◆ WRITTEN PROBLEM: State how many lines of the items below contain the string "button", treating uppercase and lowercase as distinct. Reply with the number alone.

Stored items
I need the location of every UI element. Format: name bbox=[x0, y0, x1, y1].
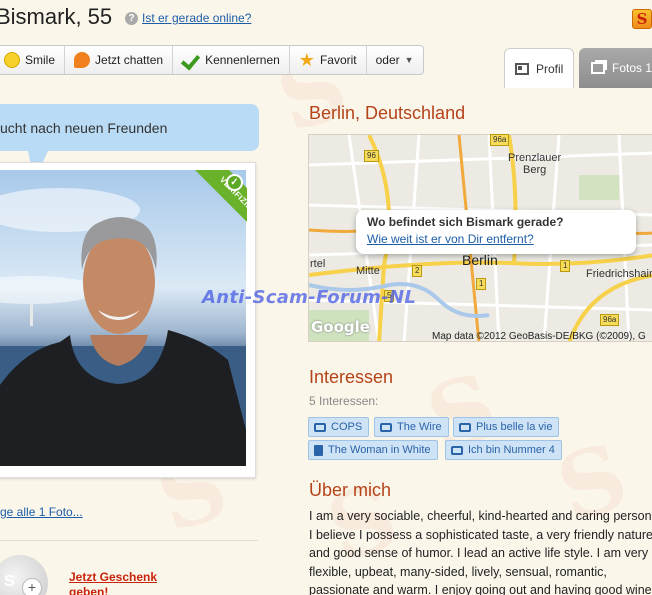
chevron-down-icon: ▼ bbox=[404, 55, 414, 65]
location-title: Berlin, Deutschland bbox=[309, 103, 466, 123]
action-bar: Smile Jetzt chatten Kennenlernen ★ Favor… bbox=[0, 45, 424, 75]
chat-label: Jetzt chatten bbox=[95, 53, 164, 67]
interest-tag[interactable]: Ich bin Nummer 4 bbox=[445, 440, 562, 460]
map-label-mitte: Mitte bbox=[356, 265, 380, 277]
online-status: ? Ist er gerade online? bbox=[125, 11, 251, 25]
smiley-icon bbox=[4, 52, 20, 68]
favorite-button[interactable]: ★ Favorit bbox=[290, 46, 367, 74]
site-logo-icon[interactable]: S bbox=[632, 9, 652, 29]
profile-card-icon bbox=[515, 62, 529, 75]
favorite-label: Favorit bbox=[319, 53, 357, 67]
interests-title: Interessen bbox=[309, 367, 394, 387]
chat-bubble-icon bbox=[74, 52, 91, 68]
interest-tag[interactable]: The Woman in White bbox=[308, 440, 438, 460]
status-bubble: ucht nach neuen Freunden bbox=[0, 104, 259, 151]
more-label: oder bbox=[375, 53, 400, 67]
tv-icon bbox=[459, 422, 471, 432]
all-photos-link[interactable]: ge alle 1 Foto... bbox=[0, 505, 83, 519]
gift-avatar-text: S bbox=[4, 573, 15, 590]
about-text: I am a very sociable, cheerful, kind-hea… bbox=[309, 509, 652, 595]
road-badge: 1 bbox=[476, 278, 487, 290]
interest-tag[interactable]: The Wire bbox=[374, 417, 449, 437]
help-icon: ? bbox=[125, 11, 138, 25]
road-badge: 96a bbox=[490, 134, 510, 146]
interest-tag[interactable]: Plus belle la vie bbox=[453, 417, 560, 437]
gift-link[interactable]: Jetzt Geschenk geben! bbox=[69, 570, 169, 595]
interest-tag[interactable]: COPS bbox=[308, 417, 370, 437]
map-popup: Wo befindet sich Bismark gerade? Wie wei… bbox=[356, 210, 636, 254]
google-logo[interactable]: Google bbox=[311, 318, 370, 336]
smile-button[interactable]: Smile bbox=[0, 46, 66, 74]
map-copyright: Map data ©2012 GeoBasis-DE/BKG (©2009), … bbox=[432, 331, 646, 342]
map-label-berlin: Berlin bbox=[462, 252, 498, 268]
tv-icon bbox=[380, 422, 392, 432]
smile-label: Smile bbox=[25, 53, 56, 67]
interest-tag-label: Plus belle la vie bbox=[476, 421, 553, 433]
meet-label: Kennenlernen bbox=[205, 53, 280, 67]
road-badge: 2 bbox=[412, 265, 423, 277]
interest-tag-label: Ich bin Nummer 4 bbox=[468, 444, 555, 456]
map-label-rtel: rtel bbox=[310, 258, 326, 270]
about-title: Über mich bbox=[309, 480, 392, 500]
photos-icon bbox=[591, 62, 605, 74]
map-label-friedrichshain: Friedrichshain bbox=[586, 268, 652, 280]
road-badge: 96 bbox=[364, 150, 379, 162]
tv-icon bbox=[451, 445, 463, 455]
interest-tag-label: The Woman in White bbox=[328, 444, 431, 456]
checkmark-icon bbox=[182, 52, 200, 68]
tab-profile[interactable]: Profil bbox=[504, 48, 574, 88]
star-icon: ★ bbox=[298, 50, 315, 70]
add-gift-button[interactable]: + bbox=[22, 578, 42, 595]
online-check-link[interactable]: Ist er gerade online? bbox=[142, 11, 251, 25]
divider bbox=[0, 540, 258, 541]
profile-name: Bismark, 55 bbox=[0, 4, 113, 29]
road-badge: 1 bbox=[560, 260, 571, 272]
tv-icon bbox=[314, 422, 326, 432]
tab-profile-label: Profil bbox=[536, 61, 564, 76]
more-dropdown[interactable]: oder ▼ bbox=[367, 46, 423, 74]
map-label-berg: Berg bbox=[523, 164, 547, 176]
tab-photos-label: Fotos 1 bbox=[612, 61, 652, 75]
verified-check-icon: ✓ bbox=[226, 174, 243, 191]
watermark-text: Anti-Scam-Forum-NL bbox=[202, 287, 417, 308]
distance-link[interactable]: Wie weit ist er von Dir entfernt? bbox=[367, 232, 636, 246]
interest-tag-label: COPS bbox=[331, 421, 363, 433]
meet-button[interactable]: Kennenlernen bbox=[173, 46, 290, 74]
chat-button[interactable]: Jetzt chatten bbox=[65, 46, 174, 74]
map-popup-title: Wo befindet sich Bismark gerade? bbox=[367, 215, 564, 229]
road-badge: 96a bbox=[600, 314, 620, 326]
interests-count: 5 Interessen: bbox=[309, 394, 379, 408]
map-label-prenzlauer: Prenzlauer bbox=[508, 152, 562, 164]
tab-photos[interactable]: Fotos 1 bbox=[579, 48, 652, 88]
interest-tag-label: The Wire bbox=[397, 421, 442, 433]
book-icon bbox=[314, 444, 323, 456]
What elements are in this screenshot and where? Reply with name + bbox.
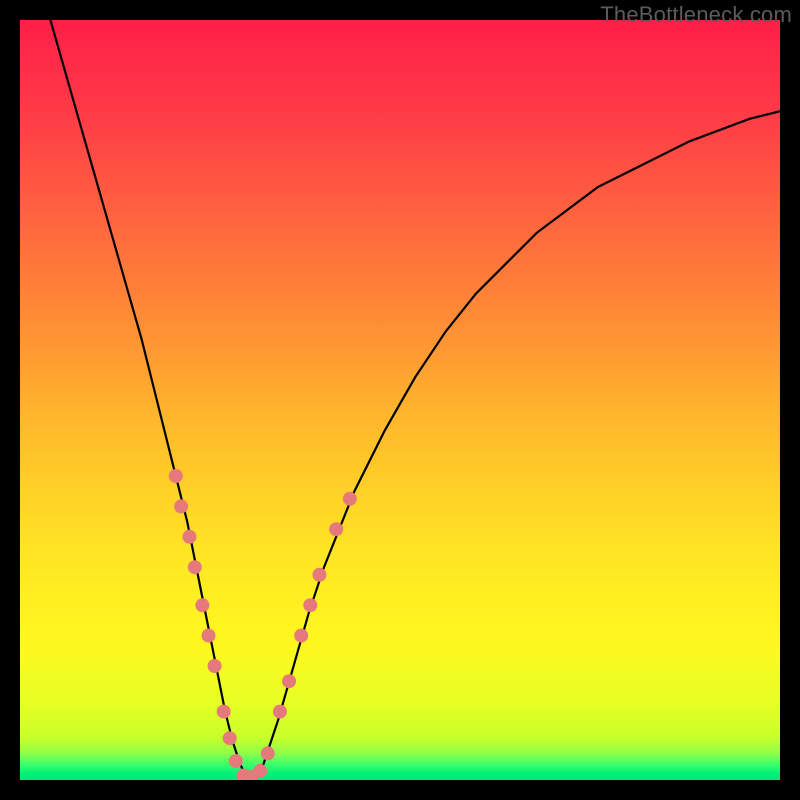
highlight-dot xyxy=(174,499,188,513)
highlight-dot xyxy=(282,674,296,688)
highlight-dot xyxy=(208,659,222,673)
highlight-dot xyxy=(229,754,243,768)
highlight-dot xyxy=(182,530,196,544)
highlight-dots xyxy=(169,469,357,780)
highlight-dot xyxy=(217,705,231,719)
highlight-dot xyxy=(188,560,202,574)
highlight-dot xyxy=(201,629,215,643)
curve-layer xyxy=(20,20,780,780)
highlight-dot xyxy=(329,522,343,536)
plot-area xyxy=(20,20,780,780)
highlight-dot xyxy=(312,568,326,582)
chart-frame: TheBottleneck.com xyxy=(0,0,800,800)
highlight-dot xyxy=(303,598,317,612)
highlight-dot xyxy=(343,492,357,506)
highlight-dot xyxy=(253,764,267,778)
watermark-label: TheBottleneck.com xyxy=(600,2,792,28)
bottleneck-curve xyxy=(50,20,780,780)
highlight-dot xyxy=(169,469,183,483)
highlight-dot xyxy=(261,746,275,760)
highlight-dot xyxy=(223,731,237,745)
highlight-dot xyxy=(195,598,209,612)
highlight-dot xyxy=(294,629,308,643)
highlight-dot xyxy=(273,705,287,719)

◆ RIGHT ANSWER: 5